— What you are asked to do —
Copy out the entries below in full and exactly.

— Input material —
========

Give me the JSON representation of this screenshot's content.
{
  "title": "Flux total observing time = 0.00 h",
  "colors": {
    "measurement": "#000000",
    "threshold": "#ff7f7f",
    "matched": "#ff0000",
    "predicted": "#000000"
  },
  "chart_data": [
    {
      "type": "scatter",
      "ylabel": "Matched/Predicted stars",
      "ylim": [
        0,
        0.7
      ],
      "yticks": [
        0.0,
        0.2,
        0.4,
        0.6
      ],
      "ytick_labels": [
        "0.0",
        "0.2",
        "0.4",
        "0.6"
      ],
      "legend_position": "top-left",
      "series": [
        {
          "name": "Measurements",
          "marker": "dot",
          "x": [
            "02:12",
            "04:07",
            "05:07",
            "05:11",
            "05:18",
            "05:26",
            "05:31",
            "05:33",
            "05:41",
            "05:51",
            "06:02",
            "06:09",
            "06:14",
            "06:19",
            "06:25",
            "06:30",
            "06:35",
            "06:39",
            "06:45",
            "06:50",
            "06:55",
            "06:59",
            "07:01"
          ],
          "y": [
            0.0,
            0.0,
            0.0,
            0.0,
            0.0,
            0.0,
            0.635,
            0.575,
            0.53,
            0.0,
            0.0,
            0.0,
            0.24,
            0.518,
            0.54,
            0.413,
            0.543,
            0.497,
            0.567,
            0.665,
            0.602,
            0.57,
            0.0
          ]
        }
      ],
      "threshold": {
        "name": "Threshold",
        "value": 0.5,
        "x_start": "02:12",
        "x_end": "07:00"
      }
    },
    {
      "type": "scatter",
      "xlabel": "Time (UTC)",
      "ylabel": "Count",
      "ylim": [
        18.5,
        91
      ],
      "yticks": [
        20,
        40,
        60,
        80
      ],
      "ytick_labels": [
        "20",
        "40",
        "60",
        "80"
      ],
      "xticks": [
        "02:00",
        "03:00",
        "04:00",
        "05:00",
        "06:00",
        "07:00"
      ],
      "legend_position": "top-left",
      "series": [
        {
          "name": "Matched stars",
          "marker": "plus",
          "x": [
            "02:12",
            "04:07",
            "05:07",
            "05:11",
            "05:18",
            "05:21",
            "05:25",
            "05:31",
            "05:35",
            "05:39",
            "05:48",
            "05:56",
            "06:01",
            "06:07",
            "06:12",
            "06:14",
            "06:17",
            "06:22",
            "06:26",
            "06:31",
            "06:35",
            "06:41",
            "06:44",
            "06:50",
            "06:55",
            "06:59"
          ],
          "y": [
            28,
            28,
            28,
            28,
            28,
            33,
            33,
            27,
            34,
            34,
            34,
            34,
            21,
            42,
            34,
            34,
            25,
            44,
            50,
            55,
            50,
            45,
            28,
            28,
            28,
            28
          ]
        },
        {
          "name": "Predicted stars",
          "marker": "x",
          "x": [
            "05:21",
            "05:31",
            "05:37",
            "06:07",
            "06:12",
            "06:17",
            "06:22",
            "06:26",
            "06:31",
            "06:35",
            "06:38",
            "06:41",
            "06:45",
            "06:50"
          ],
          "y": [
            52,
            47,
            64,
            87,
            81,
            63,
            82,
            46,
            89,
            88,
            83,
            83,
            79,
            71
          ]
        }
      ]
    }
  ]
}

========

— Exercise result —
Give me the JSON representation of this screenshot's content.
{
  "title": "Flux total observing time = 0.00 h",
  "colors": {
    "measurement": "#000000",
    "threshold": "#ff7f7f",
    "matched": "#ff0000",
    "predicted": "#000000"
  },
  "chart_data": [
    {
      "type": "scatter",
      "ylabel": "Matched/Predicted stars",
      "ylim": [
        0,
        0.7
      ],
      "yticks": [
        0.0,
        0.2,
        0.4,
        0.6
      ],
      "ytick_labels": [
        "0.0",
        "0.2",
        "0.4",
        "0.6"
      ],
      "legend_position": "top-left",
      "series": [
        {
          "name": "Measurements",
          "marker": "dot",
          "x": [
            "02:12",
            "04:07",
            "05:07",
            "05:11",
            "05:18",
            "05:26",
            "05:31",
            "05:33",
            "05:41",
            "05:51",
            "06:02",
            "06:09",
            "06:14",
            "06:19",
            "06:25",
            "06:30",
            "06:35",
            "06:39",
            "06:45",
            "06:50",
            "06:55",
            "06:59",
            "07:01"
          ],
          "y": [
            0.0,
            0.0,
            0.0,
            0.0,
            0.0,
            0.0,
            0.635,
            0.575,
            0.53,
            0.0,
            0.0,
            0.0,
            0.24,
            0.518,
            0.54,
            0.413,
            0.543,
            0.497,
            0.567,
            0.665,
            0.602,
            0.57,
            0.0
          ]
        }
      ],
      "threshold": {
        "name": "Threshold",
        "value": 0.5,
        "x_start": "02:12",
        "x_end": "07:00"
      }
    },
    {
      "type": "scatter",
      "xlabel": "Time (UTC)",
      "ylabel": "Count",
      "ylim": [
        18.5,
        91
      ],
      "yticks": [
        20,
        40,
        60,
        80
      ],
      "ytick_labels": [
        "20",
        "40",
        "60",
        "80"
      ],
      "xticks": [
        "02:00",
        "03:00",
        "04:00",
        "05:00",
        "06:00",
        "07:00"
      ],
      "legend_position": "top-left",
      "series": [
        {
          "name": "Matched stars",
          "marker": "plus",
          "x": [
            "02:12",
            "04:07",
            "05:07",
            "05:11",
            "05:18",
            "05:21",
            "05:25",
            "05:31",
            "05:35",
            "05:39",
            "05:48",
            "05:56",
            "06:01",
            "06:07",
            "06:12",
            "06:14",
            "06:17",
            "06:22",
            "06:26",
            "06:31",
            "06:35",
            "06:41",
            "06:44",
            "06:50",
            "06:55",
            "06:59"
          ],
          "y": [
            28,
            28,
            28,
            28,
            28,
            33,
            33,
            27,
            34,
            34,
            34,
            34,
            21,
            42,
            34,
            34,
            25,
            44,
            50,
            55,
            50,
            45,
            28,
            28,
            28,
            28
          ]
        },
        {
          "name": "Predicted stars",
          "marker": "x",
          "x": [
            "05:21",
            "05:31",
            "05:37",
            "06:07",
            "06:12",
            "06:17",
            "06:22",
            "06:26",
            "06:31",
            "06:35",
            "06:38",
            "06:41",
            "06:45",
            "06:50"
          ],
          "y": [
            52,
            47,
            64,
            87,
            81,
            63,
            82,
            46,
            89,
            88,
            83,
            83,
            79,
            71
          ]
        }
      ]
    }
  ]
}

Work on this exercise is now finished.